##### Material to process #####

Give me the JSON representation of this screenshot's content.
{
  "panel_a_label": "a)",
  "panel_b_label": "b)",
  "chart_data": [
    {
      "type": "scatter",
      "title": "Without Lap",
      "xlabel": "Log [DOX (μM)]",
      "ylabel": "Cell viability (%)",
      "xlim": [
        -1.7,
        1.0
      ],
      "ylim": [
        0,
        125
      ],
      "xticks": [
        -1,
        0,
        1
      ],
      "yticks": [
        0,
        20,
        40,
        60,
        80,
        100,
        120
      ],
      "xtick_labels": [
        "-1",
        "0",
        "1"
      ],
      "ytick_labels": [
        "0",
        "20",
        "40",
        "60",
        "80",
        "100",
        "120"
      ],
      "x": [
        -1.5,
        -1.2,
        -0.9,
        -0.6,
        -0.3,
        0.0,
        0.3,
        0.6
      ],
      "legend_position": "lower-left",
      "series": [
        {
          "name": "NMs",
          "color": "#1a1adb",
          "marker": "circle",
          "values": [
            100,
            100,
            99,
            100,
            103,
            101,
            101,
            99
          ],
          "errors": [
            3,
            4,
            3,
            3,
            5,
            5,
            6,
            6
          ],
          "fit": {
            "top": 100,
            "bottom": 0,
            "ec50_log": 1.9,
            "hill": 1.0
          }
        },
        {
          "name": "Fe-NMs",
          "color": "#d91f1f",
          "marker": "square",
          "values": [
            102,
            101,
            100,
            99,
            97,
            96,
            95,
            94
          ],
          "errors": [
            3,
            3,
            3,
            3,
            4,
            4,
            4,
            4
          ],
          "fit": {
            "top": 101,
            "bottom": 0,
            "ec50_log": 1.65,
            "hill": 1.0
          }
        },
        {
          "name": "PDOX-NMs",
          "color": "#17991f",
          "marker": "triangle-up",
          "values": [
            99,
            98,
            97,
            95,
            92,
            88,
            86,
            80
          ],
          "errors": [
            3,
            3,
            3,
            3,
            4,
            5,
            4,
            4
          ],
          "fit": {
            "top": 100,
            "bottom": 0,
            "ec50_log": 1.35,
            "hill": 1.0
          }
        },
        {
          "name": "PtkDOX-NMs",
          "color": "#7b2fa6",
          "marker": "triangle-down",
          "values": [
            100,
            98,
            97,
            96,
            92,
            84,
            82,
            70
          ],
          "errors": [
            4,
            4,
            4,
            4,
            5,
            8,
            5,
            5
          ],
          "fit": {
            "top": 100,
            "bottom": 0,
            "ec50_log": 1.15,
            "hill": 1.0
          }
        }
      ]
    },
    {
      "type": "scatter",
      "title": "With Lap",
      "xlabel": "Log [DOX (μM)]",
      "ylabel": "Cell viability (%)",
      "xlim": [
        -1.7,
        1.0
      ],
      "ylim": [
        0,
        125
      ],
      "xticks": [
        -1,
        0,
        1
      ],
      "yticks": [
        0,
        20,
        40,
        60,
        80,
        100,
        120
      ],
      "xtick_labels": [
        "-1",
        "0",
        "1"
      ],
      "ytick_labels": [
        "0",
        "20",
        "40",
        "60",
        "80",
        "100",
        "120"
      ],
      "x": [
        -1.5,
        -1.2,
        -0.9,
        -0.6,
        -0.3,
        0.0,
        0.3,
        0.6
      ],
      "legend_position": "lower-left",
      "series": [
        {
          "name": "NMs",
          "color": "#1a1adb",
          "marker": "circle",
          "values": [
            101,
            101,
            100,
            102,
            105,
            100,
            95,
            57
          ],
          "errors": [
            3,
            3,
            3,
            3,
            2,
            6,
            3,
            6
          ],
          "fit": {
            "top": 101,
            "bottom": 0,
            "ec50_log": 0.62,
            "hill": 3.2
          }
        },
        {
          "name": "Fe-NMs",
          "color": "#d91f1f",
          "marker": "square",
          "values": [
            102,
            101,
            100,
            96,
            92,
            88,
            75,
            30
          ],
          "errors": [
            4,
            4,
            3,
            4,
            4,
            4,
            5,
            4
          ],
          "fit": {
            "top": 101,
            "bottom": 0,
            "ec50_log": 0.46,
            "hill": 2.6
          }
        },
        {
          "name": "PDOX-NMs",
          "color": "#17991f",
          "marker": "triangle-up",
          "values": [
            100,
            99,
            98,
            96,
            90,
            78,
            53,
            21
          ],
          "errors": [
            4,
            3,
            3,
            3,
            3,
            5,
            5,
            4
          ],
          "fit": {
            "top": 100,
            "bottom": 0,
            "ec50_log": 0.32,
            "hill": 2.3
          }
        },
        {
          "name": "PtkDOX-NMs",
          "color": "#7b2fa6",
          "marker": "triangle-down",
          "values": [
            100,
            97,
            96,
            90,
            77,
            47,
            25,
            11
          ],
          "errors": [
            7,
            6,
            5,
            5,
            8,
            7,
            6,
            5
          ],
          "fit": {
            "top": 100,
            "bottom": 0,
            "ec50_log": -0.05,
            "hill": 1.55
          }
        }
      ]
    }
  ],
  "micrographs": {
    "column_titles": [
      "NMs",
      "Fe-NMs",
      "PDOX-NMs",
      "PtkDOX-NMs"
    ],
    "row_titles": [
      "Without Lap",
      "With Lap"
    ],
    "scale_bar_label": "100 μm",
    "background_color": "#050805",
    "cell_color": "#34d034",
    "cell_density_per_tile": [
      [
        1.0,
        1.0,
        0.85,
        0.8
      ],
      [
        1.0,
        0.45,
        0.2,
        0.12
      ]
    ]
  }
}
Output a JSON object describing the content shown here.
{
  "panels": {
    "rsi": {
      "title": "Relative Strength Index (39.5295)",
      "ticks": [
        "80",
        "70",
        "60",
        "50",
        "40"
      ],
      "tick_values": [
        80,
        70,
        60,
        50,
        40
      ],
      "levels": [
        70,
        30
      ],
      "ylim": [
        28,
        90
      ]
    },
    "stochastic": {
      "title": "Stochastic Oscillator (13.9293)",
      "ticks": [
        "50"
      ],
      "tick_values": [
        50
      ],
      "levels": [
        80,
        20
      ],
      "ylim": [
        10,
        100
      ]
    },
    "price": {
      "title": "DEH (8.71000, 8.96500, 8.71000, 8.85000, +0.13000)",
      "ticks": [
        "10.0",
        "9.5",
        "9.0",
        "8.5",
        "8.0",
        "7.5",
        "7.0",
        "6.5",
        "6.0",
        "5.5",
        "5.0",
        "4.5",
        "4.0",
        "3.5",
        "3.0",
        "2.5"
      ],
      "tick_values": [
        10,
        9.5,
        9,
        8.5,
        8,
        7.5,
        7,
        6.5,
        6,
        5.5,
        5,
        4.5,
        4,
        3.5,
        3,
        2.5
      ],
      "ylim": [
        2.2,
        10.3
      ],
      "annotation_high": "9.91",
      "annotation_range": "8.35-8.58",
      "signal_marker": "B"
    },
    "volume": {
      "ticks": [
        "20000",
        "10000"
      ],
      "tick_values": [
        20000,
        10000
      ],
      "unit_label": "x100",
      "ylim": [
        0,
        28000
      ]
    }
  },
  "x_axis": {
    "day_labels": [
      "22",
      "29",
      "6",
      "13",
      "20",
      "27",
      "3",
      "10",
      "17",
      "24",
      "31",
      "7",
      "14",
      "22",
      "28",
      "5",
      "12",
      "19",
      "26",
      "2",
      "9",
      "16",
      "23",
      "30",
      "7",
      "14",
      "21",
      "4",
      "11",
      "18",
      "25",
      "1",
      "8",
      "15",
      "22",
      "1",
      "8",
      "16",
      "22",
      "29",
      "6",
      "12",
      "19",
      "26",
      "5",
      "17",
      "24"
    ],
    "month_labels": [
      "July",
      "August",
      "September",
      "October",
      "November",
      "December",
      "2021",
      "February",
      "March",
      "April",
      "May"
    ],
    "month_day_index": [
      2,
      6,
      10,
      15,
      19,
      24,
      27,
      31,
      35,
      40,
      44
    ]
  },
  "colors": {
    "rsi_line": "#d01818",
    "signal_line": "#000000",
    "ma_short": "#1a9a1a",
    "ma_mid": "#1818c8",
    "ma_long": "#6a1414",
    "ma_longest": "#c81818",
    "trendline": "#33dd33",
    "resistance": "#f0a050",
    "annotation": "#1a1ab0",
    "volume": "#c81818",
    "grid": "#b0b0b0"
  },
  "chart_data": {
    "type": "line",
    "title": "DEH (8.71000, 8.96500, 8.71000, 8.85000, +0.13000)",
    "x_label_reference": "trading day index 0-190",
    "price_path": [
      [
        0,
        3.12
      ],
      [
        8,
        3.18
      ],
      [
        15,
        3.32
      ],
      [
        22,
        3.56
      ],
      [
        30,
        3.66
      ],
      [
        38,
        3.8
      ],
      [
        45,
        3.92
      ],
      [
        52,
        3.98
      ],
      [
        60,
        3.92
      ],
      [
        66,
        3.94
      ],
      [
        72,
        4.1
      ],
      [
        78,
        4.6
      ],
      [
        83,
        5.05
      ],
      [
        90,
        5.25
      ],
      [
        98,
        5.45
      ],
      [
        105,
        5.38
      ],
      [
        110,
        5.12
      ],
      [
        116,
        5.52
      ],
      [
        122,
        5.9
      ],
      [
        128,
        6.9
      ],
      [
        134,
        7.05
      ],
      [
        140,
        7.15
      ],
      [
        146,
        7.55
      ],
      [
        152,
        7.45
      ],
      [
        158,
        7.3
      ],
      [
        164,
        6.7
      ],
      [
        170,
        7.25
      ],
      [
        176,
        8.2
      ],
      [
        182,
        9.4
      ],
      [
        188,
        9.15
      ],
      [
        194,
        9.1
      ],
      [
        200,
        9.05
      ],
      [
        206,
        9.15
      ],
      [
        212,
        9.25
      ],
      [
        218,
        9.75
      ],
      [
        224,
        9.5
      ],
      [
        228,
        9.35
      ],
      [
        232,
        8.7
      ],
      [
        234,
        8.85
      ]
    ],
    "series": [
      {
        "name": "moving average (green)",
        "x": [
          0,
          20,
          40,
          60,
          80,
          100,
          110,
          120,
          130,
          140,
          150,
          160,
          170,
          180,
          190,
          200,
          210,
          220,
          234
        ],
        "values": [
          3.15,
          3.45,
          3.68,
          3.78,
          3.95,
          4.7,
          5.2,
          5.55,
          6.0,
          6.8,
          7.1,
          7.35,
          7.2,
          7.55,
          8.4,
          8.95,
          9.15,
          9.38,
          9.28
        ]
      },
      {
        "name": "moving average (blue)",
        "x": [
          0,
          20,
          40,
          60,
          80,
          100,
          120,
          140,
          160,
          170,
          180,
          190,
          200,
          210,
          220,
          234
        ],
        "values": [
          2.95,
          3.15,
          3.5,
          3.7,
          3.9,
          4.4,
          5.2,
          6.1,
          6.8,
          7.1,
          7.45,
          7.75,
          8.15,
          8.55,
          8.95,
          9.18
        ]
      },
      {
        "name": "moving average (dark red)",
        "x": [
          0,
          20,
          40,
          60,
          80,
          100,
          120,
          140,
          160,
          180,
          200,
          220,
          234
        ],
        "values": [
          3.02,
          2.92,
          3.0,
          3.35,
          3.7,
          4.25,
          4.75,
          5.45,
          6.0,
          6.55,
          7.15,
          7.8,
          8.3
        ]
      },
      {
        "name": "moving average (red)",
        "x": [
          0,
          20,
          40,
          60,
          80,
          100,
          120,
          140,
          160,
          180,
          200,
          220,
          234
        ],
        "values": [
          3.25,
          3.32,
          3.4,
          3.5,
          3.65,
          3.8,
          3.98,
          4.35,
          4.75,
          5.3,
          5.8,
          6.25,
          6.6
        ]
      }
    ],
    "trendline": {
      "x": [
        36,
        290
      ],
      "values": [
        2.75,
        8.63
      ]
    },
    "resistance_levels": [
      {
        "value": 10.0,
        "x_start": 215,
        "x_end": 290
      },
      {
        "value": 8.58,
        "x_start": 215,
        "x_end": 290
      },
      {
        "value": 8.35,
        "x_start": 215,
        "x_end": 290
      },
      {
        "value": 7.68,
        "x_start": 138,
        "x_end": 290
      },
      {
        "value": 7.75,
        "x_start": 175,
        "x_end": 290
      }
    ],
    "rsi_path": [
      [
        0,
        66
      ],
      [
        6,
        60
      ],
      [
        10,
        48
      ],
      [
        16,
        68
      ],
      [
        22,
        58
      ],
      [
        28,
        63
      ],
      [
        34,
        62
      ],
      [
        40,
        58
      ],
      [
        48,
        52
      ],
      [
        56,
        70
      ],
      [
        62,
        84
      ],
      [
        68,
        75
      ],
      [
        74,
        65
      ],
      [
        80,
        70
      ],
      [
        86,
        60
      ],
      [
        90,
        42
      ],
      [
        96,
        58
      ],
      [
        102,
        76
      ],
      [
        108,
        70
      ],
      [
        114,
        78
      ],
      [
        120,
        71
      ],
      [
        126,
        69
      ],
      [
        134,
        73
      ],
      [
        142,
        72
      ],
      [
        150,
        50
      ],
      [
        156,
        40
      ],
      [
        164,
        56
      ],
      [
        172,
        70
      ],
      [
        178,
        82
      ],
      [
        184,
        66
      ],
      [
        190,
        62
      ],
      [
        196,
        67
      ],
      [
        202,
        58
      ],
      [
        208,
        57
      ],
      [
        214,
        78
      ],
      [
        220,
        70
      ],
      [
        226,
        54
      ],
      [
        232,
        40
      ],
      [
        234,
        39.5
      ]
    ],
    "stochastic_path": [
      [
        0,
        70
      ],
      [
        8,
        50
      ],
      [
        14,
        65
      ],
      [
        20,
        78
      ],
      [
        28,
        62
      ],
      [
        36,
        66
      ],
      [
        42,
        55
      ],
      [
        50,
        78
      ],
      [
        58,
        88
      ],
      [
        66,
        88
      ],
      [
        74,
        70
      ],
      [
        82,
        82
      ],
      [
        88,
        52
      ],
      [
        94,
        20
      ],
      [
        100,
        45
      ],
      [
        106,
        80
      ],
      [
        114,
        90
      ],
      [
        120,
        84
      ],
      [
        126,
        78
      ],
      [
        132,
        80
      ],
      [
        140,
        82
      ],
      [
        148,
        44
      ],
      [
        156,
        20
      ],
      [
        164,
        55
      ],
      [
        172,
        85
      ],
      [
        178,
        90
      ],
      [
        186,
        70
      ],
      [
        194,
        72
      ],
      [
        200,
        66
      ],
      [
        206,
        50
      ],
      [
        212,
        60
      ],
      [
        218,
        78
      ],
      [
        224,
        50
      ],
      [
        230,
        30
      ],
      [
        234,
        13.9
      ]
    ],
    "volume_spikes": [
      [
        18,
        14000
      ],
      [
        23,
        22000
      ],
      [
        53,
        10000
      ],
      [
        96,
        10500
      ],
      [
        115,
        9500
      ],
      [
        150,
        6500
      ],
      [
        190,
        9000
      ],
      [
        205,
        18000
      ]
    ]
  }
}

#####

Exercise prompt: Pick out every line above that contains the word "content" and copy it.

Complete output:
Give me the JSON representation of this screenshot's content.
Output a JSON object describing the content shown here.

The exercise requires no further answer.